___ AVAILABLE RECORDS ___

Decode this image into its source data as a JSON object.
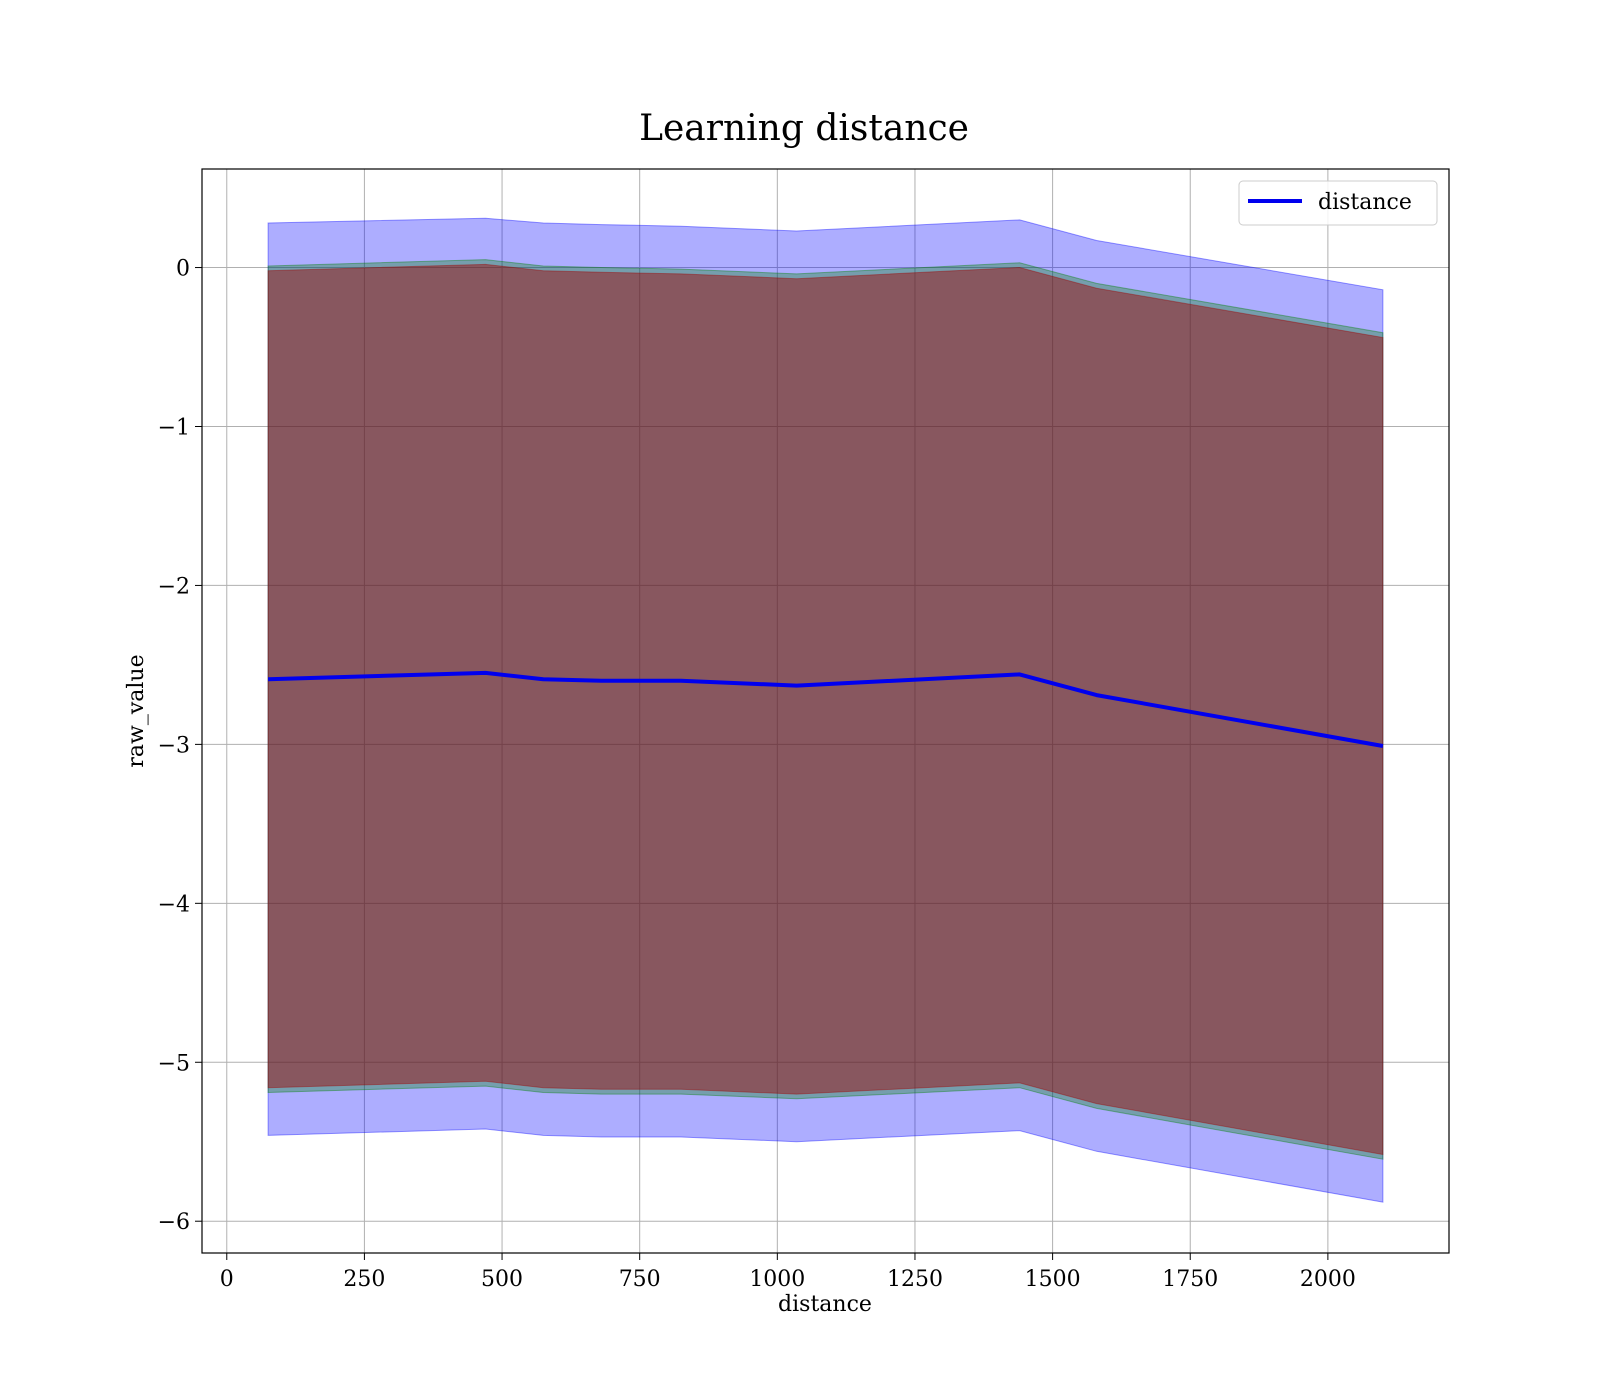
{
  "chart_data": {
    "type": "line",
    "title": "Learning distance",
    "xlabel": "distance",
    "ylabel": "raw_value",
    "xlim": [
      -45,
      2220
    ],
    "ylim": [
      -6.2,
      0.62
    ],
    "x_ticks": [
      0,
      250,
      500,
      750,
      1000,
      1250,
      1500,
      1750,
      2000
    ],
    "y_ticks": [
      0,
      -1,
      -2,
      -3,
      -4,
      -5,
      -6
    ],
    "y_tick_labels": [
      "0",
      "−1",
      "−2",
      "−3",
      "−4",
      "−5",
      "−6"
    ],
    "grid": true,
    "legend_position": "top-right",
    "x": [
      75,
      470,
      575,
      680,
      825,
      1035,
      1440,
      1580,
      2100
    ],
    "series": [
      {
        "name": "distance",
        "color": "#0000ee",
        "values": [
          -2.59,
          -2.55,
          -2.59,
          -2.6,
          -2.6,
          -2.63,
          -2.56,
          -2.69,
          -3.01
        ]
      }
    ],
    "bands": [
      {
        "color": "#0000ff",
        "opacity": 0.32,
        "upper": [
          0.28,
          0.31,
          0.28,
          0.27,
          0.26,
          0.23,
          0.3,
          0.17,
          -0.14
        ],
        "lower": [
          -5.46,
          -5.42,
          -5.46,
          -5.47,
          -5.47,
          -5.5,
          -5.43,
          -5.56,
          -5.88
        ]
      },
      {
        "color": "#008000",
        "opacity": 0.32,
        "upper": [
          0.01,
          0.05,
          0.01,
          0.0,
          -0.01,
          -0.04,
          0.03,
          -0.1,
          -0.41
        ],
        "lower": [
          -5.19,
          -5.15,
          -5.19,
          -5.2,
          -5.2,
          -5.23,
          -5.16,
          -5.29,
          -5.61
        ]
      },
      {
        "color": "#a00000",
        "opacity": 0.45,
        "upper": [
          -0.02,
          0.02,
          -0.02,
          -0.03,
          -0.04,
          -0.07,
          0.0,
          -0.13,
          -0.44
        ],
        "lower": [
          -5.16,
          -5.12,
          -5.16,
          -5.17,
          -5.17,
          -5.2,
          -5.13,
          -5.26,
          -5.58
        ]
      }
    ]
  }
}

___

(BRIEF): Restate the data above exactly, stripping out each image.

(SOLUTION TO THIS PROBLEM):
Decode this image into its source data as a JSON object.
{
  "chart_data": {
    "type": "line",
    "title": "Learning distance",
    "xlabel": "distance",
    "ylabel": "raw_value",
    "xlim": [
      -45,
      2220
    ],
    "ylim": [
      -6.2,
      0.62
    ],
    "x_ticks": [
      0,
      250,
      500,
      750,
      1000,
      1250,
      1500,
      1750,
      2000
    ],
    "y_ticks": [
      0,
      -1,
      -2,
      -3,
      -4,
      -5,
      -6
    ],
    "y_tick_labels": [
      "0",
      "−1",
      "−2",
      "−3",
      "−4",
      "−5",
      "−6"
    ],
    "grid": true,
    "legend_position": "top-right",
    "x": [
      75,
      470,
      575,
      680,
      825,
      1035,
      1440,
      1580,
      2100
    ],
    "series": [
      {
        "name": "distance",
        "color": "#0000ee",
        "values": [
          -2.59,
          -2.55,
          -2.59,
          -2.6,
          -2.6,
          -2.63,
          -2.56,
          -2.69,
          -3.01
        ]
      }
    ],
    "bands": [
      {
        "color": "#0000ff",
        "opacity": 0.32,
        "upper": [
          0.28,
          0.31,
          0.28,
          0.27,
          0.26,
          0.23,
          0.3,
          0.17,
          -0.14
        ],
        "lower": [
          -5.46,
          -5.42,
          -5.46,
          -5.47,
          -5.47,
          -5.5,
          -5.43,
          -5.56,
          -5.88
        ]
      },
      {
        "color": "#008000",
        "opacity": 0.32,
        "upper": [
          0.01,
          0.05,
          0.01,
          0.0,
          -0.01,
          -0.04,
          0.03,
          -0.1,
          -0.41
        ],
        "lower": [
          -5.19,
          -5.15,
          -5.19,
          -5.2,
          -5.2,
          -5.23,
          -5.16,
          -5.29,
          -5.61
        ]
      },
      {
        "color": "#a00000",
        "opacity": 0.45,
        "upper": [
          -0.02,
          0.02,
          -0.02,
          -0.03,
          -0.04,
          -0.07,
          0.0,
          -0.13,
          -0.44
        ],
        "lower": [
          -5.16,
          -5.12,
          -5.16,
          -5.17,
          -5.17,
          -5.2,
          -5.13,
          -5.26,
          -5.58
        ]
      }
    ]
  }
}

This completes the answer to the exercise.